Task brief: Can you copy out the data exactly? Leave the images out.

(Recorded data)
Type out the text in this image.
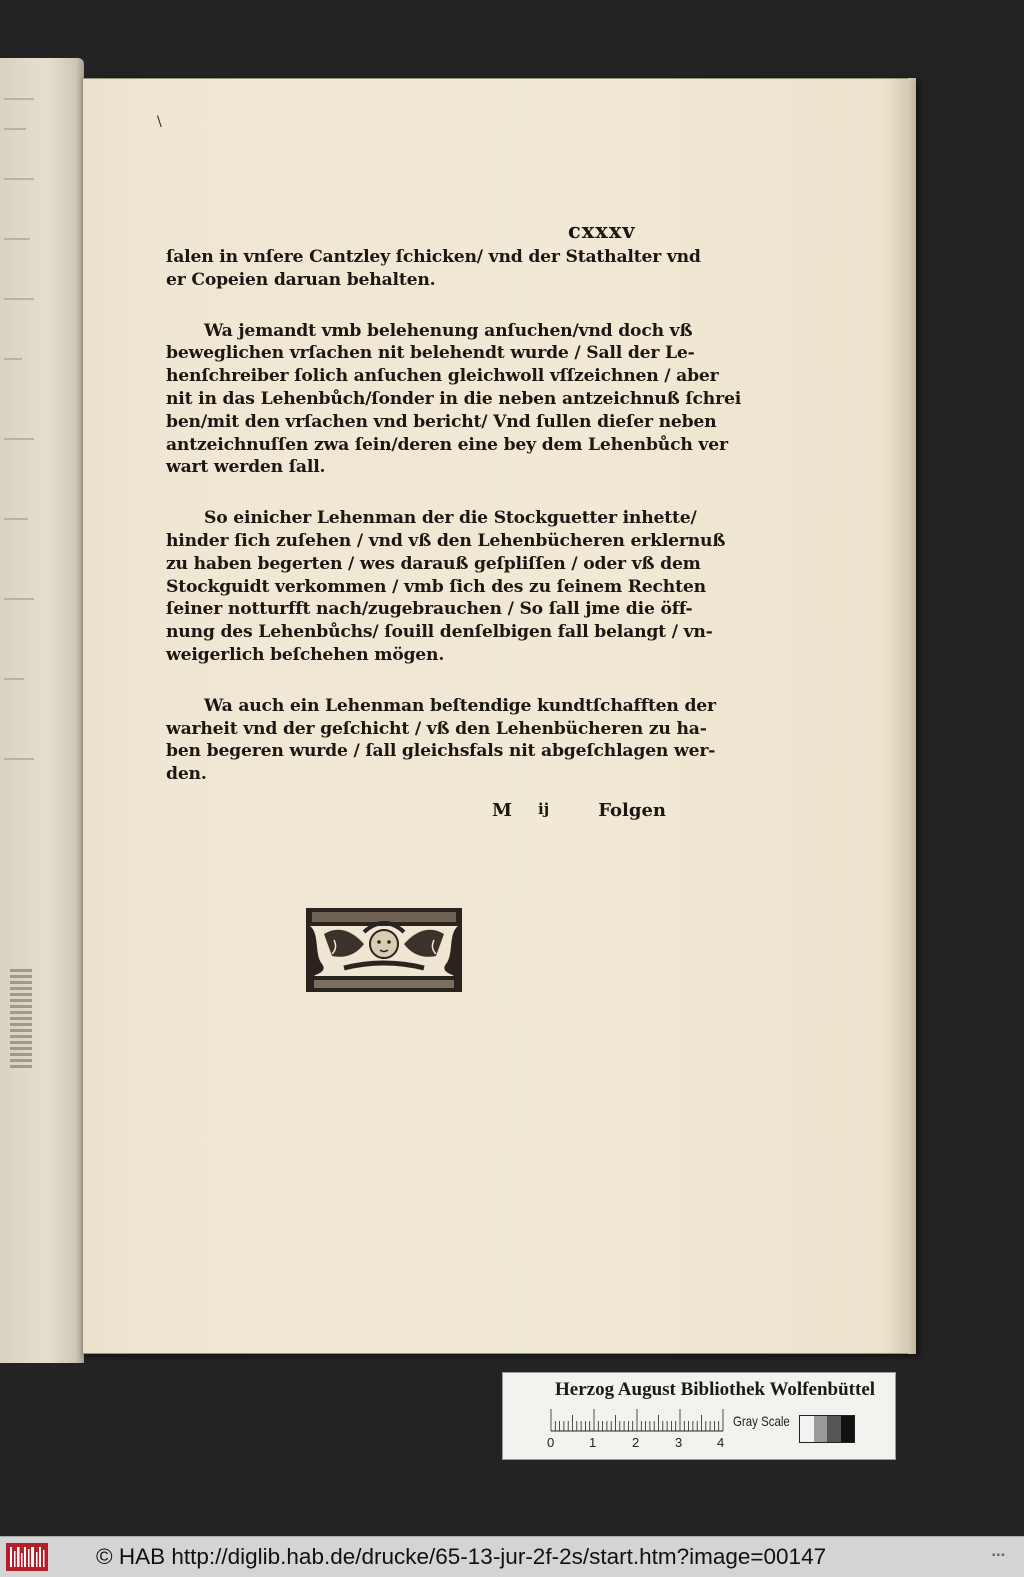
\
cxxxv
ſalen in vnſere Cantzley ſchicken/ vnd der Stathalter vnd
er Copeien daruan behalten.
Wa jemandt vmb belehenung anſuchen/vnd doch vß
beweglichen vrſachen nit belehendt wurde / Sall der Le-
henſchreiber ſolich anſuchen gleichwoll vſſzeichnen / aber
nit in das Lehenbůch/ſonder in die neben antzeichnuß ſchrei
ben/mit den vrſachen vnd bericht/ Vnd ſullen dieſer neben
antzeichnuſſen zwa ſein/deren eine bey dem Lehenbůch ver
wart werden ſall.
So einicher Lehenman der die Stockguetter inhette/
hinder ſich zuſehen / vnd vß den Lehenbücheren erklernuß
zu haben begerten / wes darauß geſpliſſen / oder vß dem
Stockguidt verkommen / vmb ſich des zu ſeinem Rechten
ſeiner notturfft nach/zugebrauchen / So ſall jme die öff-
nung des Lehenbůchs/ ſouill denſelbigen fall belangt / vn-
weigerlich beſchehen mögen.
Wa auch ein Lehenman beſtendige kundtſchafften der
warheit vnd der geſchicht / vß den Lehenbücheren zu ha-
ben begeren wurde / ſall gleichsfals nit abgeſchlagen wer-
den.
M ij	Folgen
Herzog August Bibliothek Wolfenbüttel
0	1	2	3	4
Gray Scale
© HAB http://diglib.hab.de/drucke/65-13-jur-2f-2s/start.htm?image=00147	▪▪▪
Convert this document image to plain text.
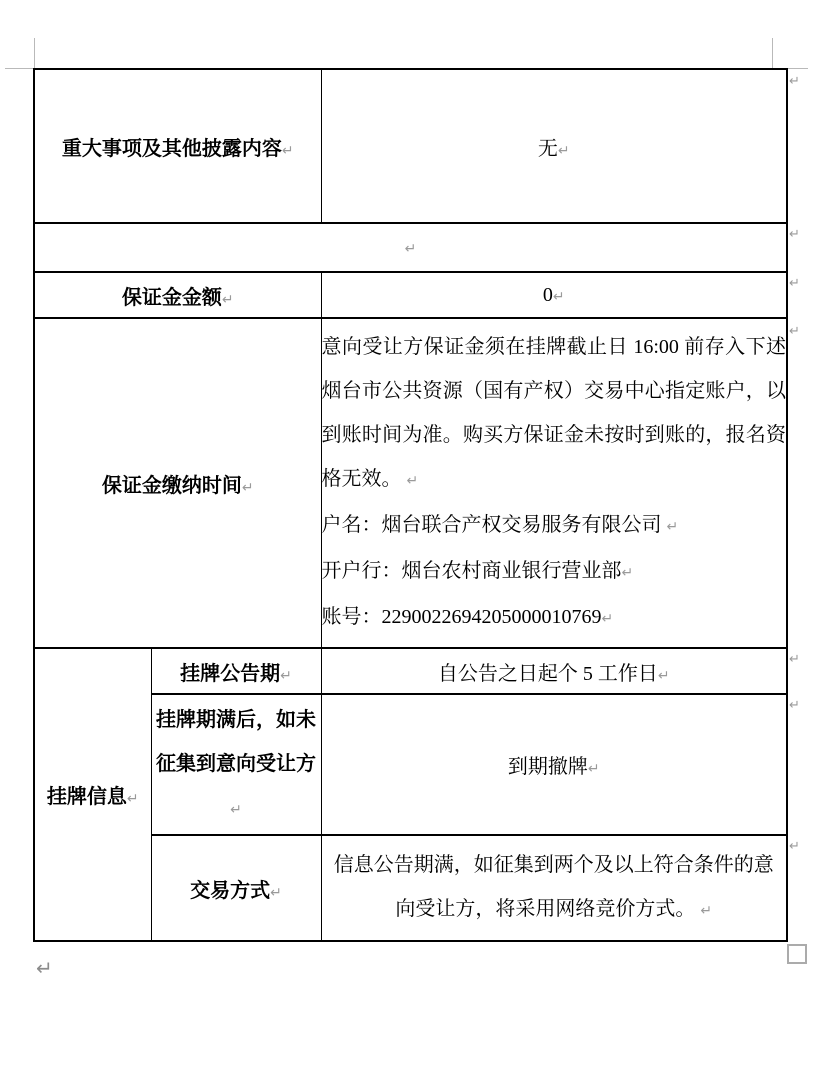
重大事项及其他披露内容↵		无↵
↵		
保证金金额↵		0↵
保证金缴纳时间↵		意向受让方保证金须在挂牌截止日 16:00 前存入下述烟台市公共资源（国有产权）交易中心指定账户，以到账时间为准。购买方保证金未按时到账的，报名资格无效。 ↵
户名：烟台联合产权交易服务有限公司 ↵
开户行：烟台农村商业银行营业部↵
账号：2290022694205000010769↵

挂牌信息↵	挂牌公告期↵	自公告之日起个 5 工作日↵
	挂牌期满后，如未征集到意向受让方↵	到期撤牌↵
	交易方式↵	信息公告期满，如征集到两个及以上符合条件的意向受让方，将采用网络竞价方式。 ↵
↵
↵
↵
↵
↵
↵
↵
↵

Expected output:
Type out the text in this image.
\
cxxxv
ſalen in vnſere Cantzley ſchicken/ vnd der Stathalter vnd
er Copeien daruan behalten.
Wa jemandt vmb belehenung anſuchen/vnd doch vß
beweglichen vrſachen nit belehendt wurde / Sall der Le-
henſchreiber ſolich anſuchen gleichwoll vſſzeichnen / aber
nit in das Lehenbůch/ſonder in die neben antzeichnuß ſchrei
ben/mit den vrſachen vnd bericht/ Vnd ſullen dieſer neben
antzeichnuſſen zwa ſein/deren eine bey dem Lehenbůch ver
wart werden ſall.
So einicher Lehenman der die Stockguetter inhette/
hinder ſich zuſehen / vnd vß den Lehenbücheren erklernuß
zu haben begerten / wes darauß geſpliſſen / oder vß dem
Stockguidt verkommen / vmb ſich des zu ſeinem Rechten
ſeiner notturfft nach/zugebrauchen / So ſall jme die öff-
nung des Lehenbůchs/ ſouill denſelbigen fall belangt / vn-
weigerlich beſchehen mögen.
Wa auch ein Lehenman beſtendige kundtſchafften der
warheit vnd der geſchicht / vß den Lehenbücheren zu ha-
ben begeren wurde / ſall gleichsfals nit abgeſchlagen wer-
den.
M ij	Folgen
Herzog August Bibliothek Wolfenbüttel
0	1	2	3	4
Gray Scale
© HAB http://diglib.hab.de/drucke/65-13-jur-2f-2s/start.htm?image=00147	▪▪▪
Convert this document image to plain text.
重大事项及其他披露内容↵		无↵
↵		
保证金金额↵		0↵
保证金缴纳时间↵		意向受让方保证金须在挂牌截止日 16:00 前存入下述烟台市公共资源（国有产权）交易中心指定账户，以到账时间为准。购买方保证金未按时到账的，报名资格无效。 ↵
户名：烟台联合产权交易服务有限公司 ↵
开户行：烟台农村商业银行营业部↵
账号：2290022694205000010769↵

挂牌信息↵	挂牌公告期↵	自公告之日起个 5 工作日↵
	挂牌期满后，如未征集到意向受让方↵	到期撤牌↵
	交易方式↵	信息公告期满，如征集到两个及以上符合条件的意向受让方，将采用网络竞价方式。 ↵
↵
↵
↵
↵
↵
↵
↵
↵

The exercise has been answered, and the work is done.